**Brief**
How many lines in these records hold the string "label"? State only that number.

Excerpt from a dataset:
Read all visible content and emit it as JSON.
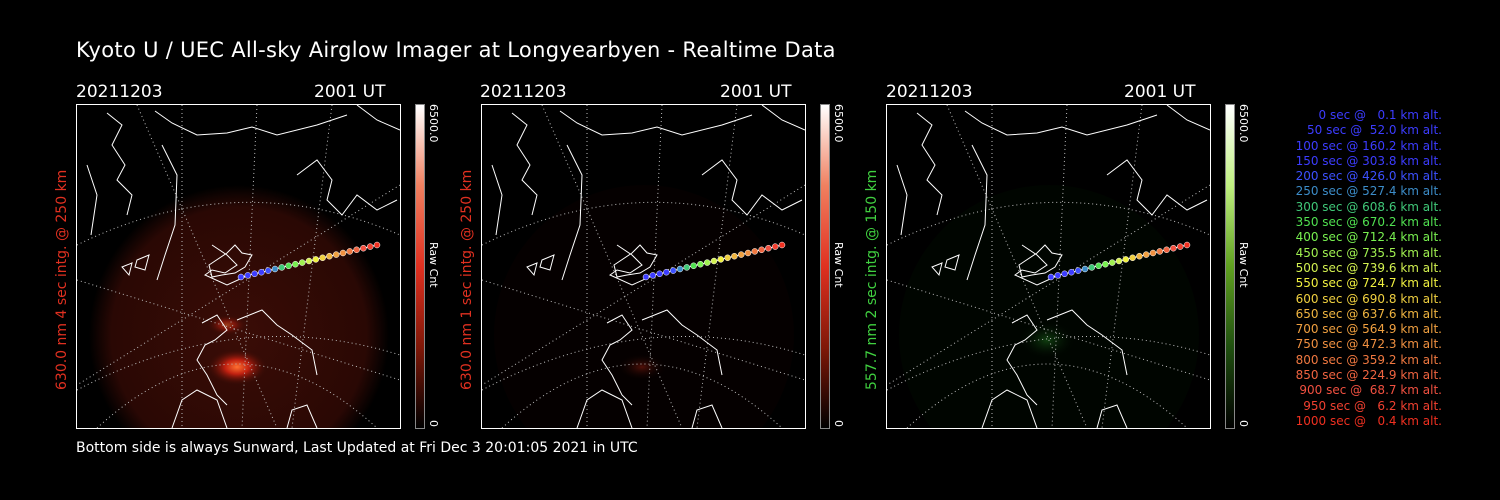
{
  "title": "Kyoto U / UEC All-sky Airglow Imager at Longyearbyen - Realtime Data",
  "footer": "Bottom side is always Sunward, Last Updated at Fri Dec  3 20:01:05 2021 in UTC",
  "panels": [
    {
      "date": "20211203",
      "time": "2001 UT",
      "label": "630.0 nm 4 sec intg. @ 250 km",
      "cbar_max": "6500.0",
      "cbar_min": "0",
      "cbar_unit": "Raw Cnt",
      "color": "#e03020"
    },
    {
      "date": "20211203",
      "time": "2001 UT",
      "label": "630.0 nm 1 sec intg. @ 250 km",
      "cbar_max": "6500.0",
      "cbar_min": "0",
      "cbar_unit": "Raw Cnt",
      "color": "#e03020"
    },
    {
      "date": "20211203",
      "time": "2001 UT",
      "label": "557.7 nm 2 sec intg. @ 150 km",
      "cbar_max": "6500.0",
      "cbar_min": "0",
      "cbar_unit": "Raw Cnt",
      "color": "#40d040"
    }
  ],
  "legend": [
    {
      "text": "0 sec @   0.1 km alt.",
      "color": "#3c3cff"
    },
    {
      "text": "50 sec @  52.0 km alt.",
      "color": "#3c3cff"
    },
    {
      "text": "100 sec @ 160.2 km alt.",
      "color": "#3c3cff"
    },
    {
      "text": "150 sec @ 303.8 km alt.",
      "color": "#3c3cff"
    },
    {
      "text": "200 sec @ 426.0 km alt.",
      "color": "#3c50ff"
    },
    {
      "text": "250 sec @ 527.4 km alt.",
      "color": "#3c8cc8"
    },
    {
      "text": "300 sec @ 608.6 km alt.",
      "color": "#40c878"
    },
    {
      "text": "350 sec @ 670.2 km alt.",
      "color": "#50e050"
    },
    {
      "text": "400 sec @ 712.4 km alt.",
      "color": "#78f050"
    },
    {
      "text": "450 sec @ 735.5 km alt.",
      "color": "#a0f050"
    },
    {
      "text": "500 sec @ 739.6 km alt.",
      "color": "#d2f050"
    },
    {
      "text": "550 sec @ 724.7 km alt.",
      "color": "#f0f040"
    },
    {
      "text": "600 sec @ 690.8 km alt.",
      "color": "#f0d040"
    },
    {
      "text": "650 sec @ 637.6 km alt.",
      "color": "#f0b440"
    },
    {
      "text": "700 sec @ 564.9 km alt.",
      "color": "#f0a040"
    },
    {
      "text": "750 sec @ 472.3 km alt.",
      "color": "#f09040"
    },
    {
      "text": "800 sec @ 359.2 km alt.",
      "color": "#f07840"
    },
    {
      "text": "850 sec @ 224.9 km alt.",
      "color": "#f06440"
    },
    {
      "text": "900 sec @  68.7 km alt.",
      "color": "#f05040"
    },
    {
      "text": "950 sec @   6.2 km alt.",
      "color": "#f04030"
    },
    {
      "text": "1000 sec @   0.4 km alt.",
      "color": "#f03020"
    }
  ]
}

**The response**
3